Records to process:

========

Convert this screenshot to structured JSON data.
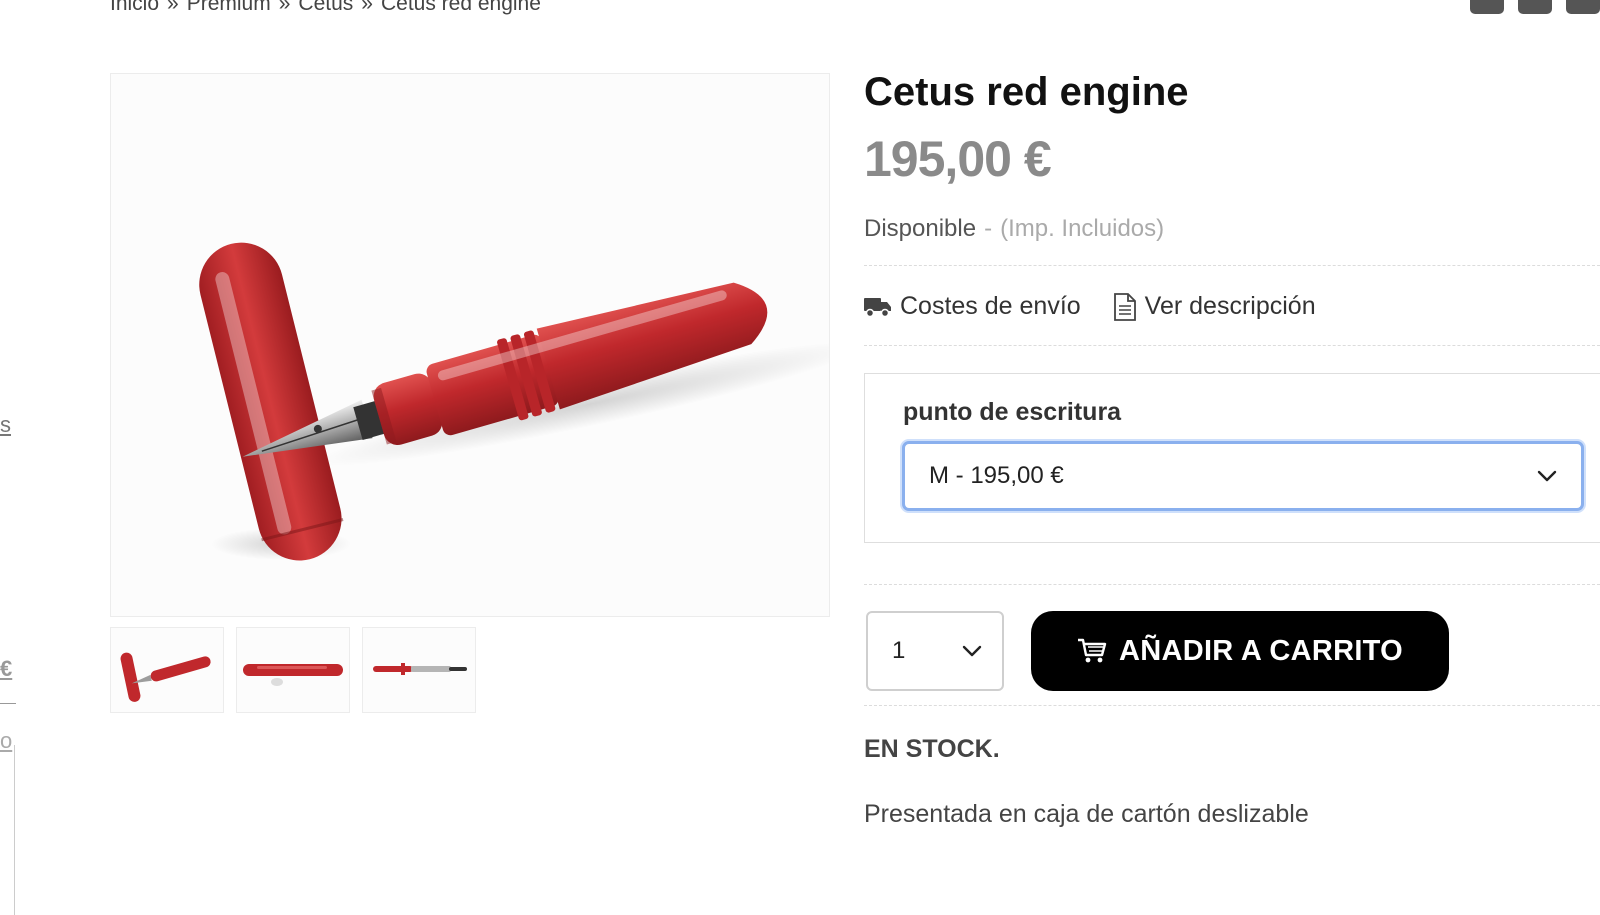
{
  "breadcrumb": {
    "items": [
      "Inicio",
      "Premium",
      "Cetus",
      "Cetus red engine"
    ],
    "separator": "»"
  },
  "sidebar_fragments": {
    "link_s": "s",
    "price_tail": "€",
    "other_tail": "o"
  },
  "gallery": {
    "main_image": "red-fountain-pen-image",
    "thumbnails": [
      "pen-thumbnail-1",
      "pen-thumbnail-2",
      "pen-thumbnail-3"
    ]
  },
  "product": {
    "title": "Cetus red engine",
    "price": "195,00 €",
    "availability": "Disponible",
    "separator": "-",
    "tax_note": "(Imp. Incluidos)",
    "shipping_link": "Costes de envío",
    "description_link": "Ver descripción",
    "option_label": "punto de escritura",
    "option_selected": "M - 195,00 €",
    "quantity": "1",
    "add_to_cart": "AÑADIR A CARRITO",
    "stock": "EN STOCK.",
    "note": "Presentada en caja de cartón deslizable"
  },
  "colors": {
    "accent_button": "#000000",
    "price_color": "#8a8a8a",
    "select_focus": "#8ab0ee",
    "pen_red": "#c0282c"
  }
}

========

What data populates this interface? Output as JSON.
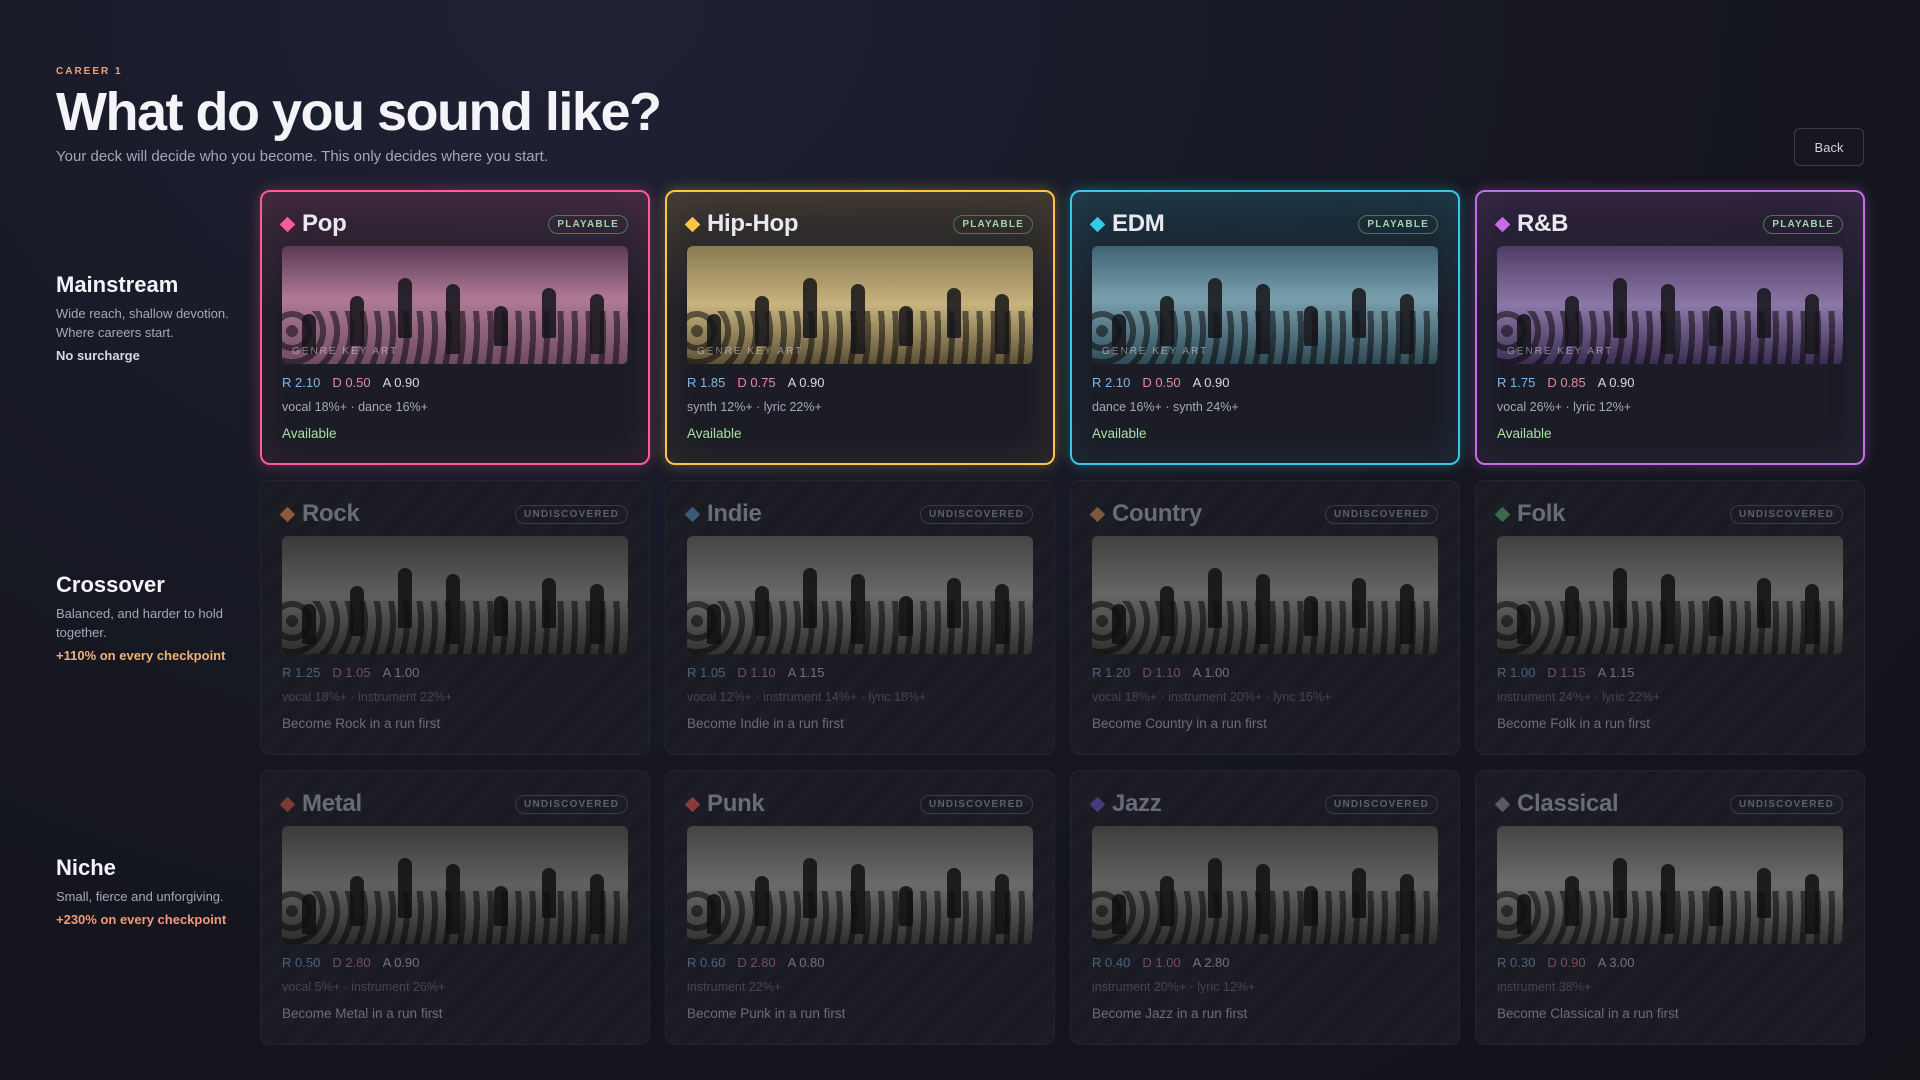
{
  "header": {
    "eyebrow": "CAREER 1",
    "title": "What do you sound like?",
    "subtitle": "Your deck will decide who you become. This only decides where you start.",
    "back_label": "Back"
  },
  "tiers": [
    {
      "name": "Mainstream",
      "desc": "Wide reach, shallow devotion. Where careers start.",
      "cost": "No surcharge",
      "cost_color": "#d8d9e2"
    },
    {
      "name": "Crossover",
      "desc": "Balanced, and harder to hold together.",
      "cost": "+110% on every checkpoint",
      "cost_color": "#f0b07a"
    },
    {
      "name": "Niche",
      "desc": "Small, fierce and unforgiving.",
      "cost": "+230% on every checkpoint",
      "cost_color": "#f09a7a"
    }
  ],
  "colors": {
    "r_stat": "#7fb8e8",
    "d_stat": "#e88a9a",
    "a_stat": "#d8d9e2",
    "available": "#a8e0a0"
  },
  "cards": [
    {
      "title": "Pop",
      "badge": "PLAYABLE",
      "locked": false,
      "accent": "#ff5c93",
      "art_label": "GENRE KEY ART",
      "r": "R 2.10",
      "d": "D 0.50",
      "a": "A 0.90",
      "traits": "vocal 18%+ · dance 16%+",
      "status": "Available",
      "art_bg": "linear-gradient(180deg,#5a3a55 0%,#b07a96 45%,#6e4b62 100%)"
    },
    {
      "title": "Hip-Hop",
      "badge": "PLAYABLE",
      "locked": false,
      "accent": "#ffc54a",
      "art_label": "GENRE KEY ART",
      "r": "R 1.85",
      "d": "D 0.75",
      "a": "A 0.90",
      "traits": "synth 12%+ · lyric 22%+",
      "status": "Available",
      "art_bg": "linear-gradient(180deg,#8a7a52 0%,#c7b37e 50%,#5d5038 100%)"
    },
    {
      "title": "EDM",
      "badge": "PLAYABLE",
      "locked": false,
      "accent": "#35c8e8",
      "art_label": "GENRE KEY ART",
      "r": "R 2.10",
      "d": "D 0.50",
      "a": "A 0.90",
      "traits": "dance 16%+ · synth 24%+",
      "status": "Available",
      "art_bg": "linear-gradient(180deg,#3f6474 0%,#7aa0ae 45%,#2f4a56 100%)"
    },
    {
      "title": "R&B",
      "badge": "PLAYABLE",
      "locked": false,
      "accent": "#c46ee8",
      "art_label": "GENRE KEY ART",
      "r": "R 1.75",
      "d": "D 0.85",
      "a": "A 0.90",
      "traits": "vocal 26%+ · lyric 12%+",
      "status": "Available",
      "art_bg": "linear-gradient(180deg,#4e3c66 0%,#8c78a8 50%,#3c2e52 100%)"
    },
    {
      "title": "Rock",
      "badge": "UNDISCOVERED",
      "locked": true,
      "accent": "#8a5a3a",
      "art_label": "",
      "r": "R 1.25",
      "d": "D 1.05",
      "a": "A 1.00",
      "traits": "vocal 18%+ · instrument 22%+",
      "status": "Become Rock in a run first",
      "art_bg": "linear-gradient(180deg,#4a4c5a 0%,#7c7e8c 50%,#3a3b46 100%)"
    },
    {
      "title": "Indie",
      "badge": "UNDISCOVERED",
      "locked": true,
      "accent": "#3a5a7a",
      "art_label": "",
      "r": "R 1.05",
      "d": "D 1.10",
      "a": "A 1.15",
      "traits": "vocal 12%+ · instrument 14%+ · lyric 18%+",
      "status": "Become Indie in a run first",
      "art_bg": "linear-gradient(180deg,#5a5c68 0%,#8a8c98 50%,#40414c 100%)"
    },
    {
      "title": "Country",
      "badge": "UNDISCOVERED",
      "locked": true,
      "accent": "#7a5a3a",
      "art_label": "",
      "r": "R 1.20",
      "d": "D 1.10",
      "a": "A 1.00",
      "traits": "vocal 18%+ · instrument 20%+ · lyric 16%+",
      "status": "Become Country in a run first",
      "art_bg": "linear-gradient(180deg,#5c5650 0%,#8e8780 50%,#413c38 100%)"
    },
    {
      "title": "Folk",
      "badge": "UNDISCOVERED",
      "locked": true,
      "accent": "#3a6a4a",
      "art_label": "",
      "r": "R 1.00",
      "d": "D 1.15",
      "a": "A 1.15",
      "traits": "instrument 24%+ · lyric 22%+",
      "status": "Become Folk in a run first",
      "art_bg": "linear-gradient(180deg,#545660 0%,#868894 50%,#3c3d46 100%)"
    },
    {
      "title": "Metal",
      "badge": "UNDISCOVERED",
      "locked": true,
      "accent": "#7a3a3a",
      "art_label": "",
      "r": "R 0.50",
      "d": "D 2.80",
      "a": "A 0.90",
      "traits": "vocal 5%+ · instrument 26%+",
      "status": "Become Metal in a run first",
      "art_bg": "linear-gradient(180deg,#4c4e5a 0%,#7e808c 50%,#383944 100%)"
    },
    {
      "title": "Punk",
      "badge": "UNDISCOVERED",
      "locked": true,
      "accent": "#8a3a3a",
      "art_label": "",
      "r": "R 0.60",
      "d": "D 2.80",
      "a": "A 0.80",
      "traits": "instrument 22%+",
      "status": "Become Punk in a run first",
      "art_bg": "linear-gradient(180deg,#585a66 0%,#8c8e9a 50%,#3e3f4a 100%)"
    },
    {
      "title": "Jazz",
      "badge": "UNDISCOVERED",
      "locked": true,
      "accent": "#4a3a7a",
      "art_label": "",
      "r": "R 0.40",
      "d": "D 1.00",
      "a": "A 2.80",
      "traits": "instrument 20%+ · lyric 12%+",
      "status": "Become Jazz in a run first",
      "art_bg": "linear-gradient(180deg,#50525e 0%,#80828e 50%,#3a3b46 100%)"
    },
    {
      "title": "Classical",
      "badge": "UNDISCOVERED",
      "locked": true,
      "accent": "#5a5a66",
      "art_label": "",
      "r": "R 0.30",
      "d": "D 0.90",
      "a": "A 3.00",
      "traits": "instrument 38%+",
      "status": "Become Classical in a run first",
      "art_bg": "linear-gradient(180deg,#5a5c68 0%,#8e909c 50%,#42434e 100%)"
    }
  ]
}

========

Work to complete: Report how many lines of the listing above include the word "vocal". Say nothing but the number.

Answer below: 6